**WHAT TO WORK ON**
In the records that follow, show each line where the word "уполномоченного" is present.

┌─ RECORDS SUPPLIED

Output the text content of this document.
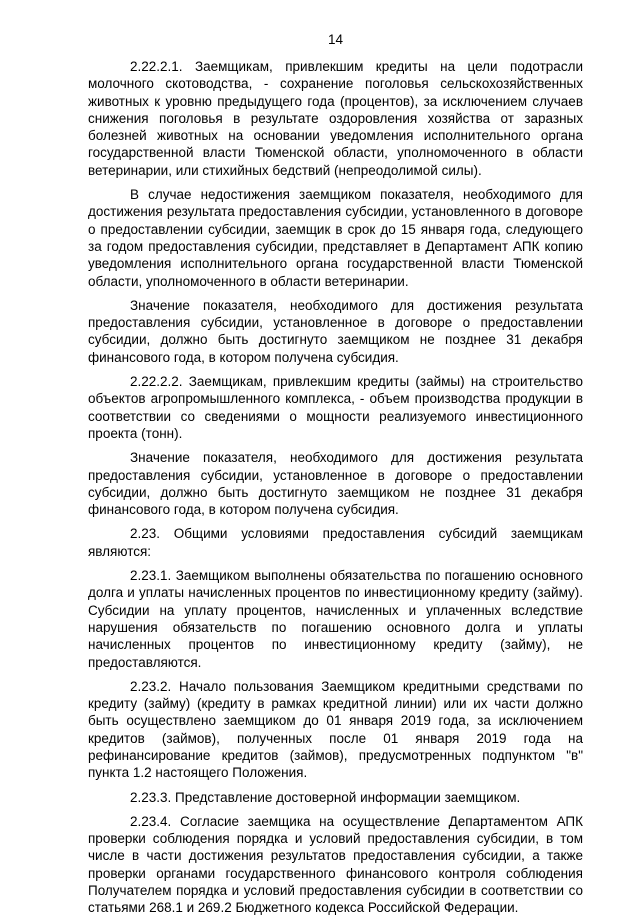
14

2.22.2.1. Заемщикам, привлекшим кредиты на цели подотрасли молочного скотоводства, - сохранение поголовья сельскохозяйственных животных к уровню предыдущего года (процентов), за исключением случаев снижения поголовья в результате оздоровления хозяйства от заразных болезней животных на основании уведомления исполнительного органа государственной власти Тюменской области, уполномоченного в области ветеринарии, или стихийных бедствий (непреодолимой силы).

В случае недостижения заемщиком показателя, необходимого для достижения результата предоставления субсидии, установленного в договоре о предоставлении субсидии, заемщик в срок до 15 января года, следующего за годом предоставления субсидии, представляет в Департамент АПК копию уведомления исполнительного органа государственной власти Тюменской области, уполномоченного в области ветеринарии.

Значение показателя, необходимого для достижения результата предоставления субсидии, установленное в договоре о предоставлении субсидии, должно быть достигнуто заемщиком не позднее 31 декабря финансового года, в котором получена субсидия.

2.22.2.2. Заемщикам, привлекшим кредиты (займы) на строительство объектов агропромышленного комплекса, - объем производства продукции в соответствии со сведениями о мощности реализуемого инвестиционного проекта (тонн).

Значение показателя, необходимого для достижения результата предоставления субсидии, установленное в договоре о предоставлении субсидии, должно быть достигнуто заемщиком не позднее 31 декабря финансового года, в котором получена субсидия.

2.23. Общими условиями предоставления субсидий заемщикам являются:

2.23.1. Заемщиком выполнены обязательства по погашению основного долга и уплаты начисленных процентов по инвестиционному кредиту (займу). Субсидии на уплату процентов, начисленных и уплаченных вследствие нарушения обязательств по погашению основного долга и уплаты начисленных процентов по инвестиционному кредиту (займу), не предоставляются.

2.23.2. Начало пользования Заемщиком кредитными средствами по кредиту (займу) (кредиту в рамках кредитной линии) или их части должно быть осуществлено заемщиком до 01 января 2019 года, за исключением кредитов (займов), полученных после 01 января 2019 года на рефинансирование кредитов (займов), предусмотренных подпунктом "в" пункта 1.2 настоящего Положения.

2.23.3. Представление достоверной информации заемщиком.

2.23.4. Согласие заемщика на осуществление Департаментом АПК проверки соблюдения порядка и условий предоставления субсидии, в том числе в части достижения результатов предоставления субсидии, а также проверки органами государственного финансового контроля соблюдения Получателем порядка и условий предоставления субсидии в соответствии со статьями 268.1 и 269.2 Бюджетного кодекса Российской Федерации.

└─
┌─ RECORDS SUPPLIED

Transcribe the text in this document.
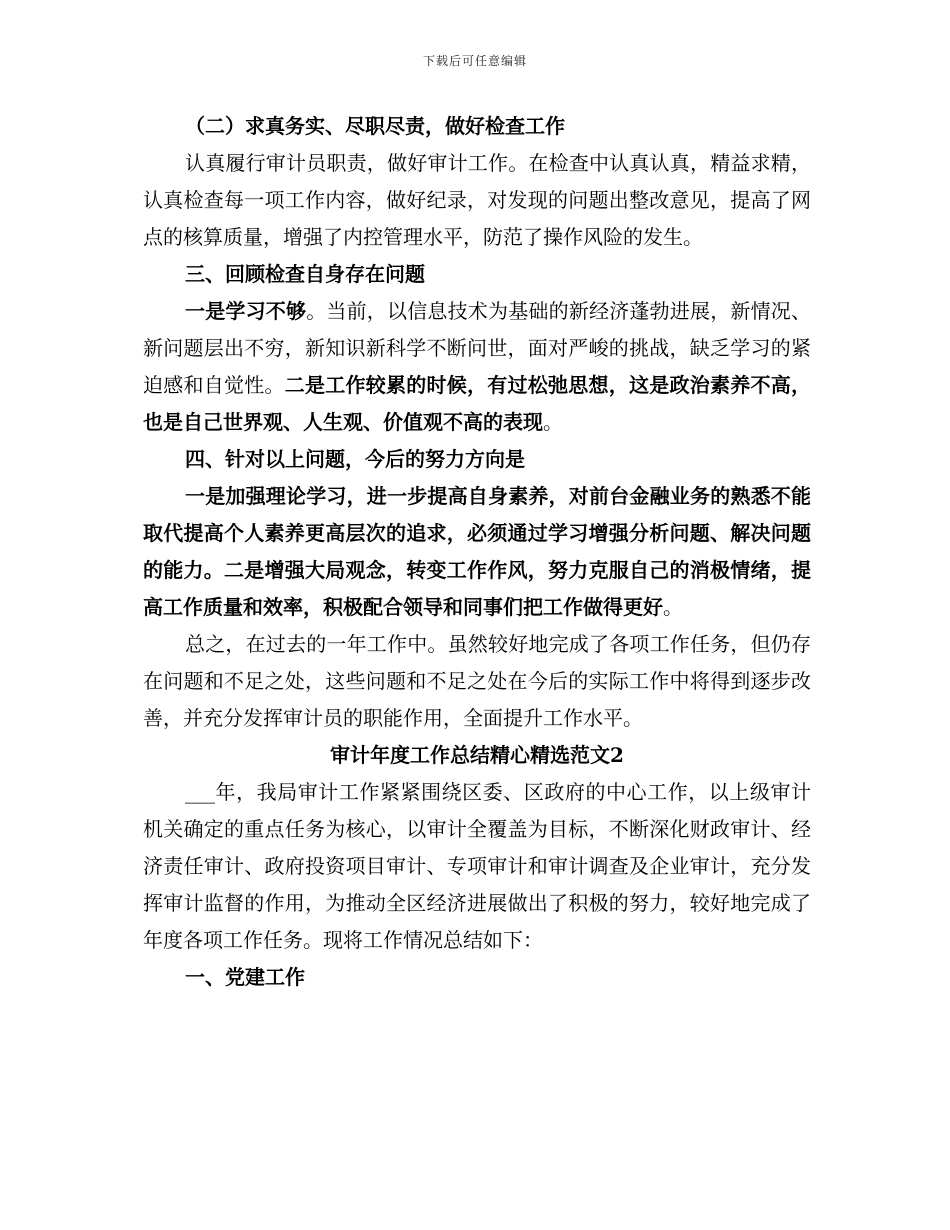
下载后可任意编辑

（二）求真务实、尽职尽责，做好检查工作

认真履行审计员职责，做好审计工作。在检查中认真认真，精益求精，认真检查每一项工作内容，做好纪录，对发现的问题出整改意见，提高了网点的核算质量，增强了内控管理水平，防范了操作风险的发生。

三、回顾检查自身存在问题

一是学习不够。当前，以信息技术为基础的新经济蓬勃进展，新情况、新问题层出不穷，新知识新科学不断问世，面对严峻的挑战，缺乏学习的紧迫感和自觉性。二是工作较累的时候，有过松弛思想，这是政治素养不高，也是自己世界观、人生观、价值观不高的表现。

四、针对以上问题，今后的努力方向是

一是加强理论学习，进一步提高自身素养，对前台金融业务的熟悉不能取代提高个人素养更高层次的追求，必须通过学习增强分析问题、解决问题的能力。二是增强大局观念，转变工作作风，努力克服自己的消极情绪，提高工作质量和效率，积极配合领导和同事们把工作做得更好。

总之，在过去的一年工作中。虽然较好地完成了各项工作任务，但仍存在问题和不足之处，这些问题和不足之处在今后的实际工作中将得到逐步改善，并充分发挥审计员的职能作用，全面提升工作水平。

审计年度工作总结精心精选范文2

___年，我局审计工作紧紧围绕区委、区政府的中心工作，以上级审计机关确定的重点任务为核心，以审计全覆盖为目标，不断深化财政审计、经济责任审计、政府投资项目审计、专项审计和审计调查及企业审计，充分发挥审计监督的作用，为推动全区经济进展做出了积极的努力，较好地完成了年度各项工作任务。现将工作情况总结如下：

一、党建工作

└─
┌─ RECORDS SUPPLIED

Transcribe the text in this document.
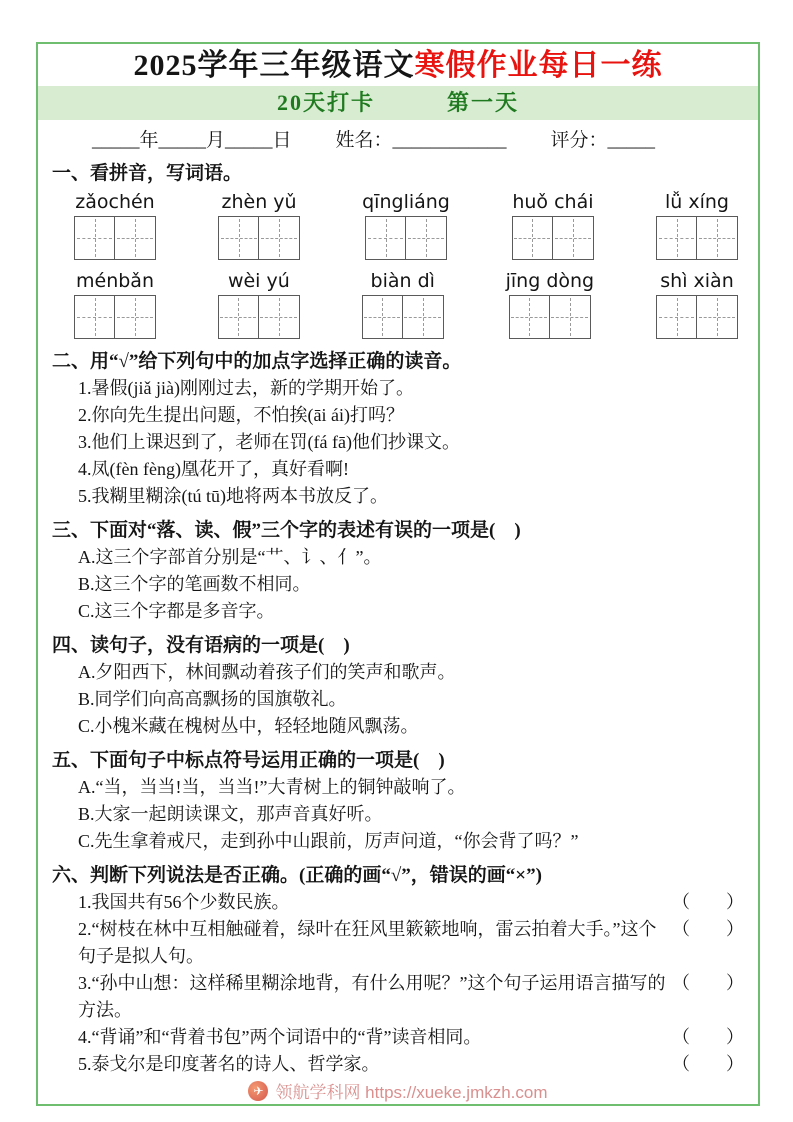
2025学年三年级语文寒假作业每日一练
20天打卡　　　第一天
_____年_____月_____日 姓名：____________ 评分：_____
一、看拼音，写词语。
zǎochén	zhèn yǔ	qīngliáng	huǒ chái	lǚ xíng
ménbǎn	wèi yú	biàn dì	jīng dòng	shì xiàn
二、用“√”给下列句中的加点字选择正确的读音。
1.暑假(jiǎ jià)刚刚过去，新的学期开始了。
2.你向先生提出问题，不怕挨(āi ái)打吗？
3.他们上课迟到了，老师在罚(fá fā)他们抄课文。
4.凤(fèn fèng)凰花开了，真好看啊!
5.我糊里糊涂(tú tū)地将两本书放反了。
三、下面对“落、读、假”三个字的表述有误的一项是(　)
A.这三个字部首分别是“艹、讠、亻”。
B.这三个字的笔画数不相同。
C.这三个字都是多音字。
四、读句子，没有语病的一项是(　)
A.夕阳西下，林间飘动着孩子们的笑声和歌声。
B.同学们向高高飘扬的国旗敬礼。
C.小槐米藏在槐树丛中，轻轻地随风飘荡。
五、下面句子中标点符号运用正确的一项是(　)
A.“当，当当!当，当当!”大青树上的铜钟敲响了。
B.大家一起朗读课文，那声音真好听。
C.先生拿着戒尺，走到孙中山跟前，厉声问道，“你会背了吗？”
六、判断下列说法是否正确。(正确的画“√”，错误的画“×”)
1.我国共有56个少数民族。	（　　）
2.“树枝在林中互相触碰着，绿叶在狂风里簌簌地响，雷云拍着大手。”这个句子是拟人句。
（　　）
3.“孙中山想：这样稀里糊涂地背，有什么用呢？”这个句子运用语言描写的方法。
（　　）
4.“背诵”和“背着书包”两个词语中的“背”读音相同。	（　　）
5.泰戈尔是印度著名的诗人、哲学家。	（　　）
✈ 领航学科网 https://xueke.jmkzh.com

└─

**CORRECT ANSWER**
2.22.2.1. Заемщикам, привлекшим кредиты на цели подотрасли молочного скотоводства, - сохранение поголовья сельскохозяйственных животных к уровню предыдущего года (процентов), за исключением случаев снижения поголовья в результате оздоровления хозяйства от заразных болезней животных на основании уведомления исполнительного органа государственной власти Тюменской области, уполномоченного в области ветеринарии, или стихийных бедствий (непреодолимой силы).
В случае недостижения заемщиком показателя, необходимого для достижения результата предоставления субсидии, установленного в договоре о предоставлении субсидии, заемщик в срок до 15 января года, следующего за годом предоставления субсидии, представляет в Департамент АПК копию уведомления исполнительного органа государственной власти Тюменской области, уполномоченного в области ветеринарии.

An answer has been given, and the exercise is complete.